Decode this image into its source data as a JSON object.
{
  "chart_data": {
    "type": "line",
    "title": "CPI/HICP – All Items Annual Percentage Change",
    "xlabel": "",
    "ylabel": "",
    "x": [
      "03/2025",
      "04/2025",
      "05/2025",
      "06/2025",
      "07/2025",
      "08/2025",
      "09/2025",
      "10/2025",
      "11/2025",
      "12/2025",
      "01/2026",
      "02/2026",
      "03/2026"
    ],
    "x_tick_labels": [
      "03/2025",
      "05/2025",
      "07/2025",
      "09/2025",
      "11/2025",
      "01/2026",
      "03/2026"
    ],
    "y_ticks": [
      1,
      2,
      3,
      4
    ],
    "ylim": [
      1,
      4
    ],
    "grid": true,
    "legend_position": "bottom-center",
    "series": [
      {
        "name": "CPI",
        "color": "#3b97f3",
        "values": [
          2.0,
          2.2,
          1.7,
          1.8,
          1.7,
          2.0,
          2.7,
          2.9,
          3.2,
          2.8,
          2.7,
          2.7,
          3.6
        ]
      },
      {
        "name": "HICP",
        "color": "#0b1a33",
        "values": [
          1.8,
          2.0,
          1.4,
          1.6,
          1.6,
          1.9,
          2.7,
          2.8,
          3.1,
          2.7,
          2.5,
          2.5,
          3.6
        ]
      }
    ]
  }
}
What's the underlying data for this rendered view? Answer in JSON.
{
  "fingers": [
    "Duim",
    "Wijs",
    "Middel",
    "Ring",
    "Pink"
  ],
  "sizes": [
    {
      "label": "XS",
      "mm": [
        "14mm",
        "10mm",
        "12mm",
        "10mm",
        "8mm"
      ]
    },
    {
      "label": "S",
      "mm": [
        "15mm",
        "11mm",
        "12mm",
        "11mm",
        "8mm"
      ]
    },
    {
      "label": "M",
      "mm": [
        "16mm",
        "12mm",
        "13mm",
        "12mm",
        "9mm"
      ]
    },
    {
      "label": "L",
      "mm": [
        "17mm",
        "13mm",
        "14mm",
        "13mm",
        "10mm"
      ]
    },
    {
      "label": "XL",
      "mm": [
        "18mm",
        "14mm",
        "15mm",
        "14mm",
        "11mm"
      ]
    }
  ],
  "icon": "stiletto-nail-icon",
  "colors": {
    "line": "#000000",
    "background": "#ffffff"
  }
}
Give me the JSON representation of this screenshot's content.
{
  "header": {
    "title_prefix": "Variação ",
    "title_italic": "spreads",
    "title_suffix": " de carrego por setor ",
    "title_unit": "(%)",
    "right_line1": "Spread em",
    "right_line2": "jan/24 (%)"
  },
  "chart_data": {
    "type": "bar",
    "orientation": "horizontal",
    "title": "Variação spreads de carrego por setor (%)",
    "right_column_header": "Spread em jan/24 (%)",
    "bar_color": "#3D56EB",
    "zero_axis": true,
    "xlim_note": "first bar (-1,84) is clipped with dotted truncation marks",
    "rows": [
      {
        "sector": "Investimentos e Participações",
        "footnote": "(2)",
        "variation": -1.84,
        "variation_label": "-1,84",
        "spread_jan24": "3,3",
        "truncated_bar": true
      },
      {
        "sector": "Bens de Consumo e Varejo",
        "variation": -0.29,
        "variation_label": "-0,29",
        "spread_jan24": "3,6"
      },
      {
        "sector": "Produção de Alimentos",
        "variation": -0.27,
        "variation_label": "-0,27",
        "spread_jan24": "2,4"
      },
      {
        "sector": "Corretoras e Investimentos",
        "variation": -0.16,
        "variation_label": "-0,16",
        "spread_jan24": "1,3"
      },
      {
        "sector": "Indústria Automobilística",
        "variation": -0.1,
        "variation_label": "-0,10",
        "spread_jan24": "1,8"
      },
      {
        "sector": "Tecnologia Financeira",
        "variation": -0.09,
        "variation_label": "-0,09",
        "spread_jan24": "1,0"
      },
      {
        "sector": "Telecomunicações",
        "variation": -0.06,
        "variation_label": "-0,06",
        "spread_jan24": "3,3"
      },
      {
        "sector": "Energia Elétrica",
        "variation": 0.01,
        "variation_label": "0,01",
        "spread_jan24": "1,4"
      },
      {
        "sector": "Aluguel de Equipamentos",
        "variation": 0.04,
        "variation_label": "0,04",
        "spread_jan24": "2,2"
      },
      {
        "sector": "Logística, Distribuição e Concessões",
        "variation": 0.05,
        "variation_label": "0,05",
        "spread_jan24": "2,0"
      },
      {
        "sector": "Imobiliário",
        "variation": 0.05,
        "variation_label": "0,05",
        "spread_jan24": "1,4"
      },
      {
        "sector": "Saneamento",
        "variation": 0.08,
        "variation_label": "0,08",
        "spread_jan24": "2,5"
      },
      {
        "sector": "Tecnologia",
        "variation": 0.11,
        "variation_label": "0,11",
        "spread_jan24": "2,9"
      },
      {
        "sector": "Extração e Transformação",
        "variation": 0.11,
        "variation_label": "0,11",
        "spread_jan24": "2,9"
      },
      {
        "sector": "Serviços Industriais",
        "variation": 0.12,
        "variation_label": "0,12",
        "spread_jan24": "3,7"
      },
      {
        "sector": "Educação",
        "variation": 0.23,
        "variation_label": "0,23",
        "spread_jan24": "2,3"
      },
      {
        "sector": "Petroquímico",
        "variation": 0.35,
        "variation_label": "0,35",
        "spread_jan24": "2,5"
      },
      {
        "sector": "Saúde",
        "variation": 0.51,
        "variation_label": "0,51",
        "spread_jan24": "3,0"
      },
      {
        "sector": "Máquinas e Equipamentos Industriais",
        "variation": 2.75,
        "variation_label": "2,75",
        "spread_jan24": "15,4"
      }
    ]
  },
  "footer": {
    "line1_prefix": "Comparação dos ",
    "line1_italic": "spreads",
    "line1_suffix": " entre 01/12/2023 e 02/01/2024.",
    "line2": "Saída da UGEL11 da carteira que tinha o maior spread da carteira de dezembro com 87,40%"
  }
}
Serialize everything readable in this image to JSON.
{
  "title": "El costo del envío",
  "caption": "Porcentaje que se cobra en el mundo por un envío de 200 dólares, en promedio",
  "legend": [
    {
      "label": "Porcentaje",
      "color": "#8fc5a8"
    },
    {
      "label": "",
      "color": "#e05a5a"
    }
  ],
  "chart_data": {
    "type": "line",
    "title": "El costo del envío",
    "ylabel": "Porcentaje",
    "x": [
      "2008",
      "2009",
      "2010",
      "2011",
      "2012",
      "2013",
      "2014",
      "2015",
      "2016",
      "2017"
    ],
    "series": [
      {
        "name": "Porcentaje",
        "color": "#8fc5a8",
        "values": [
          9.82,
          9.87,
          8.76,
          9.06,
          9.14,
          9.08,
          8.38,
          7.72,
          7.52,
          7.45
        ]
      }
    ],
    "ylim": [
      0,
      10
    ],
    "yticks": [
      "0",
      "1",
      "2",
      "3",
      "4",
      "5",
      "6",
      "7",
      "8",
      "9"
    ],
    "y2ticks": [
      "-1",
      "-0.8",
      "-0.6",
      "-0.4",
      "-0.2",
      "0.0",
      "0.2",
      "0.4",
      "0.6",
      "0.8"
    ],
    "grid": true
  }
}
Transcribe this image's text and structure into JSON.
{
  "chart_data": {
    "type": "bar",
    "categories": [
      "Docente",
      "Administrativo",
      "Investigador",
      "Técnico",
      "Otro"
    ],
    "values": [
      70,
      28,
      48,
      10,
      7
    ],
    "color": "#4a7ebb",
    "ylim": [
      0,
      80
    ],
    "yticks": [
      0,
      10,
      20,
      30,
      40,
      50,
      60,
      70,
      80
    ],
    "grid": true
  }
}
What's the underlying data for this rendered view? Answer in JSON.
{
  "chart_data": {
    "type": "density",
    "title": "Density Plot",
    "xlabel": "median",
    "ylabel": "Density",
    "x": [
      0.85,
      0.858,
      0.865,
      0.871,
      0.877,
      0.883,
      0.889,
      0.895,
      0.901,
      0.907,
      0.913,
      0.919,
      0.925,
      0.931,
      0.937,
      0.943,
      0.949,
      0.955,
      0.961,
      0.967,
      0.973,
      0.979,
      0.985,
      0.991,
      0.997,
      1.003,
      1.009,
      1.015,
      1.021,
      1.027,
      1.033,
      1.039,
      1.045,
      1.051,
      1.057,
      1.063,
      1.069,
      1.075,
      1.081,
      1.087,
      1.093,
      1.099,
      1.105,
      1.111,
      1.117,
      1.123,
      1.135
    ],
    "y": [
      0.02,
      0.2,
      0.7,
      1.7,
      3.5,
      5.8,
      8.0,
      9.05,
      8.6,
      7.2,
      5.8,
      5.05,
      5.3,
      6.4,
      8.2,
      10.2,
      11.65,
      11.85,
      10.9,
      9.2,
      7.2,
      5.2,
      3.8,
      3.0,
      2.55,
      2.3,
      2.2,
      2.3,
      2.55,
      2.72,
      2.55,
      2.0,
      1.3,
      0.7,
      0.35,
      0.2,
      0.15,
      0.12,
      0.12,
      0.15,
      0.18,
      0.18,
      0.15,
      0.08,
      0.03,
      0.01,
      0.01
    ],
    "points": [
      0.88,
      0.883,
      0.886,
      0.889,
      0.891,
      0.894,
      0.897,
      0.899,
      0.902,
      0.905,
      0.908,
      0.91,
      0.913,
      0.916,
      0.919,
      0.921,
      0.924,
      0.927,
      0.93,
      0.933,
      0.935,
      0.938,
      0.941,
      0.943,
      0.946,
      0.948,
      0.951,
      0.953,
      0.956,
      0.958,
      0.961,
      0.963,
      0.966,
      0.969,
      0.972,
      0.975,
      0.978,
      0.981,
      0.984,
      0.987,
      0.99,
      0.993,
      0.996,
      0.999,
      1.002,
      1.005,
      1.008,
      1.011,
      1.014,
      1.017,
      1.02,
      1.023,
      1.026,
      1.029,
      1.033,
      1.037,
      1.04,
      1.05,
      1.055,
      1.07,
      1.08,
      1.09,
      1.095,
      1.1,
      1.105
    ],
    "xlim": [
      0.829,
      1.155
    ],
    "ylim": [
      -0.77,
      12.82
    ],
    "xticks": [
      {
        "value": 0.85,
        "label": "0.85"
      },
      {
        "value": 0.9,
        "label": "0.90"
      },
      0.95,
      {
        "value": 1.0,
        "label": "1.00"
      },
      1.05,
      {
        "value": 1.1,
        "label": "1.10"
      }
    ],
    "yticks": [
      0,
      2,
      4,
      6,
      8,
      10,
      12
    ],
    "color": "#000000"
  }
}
....
◆ Work to be completed:
Count the lines of the data that include the string "Investimentos", and give only that number.

◆ Output for this exercise:
2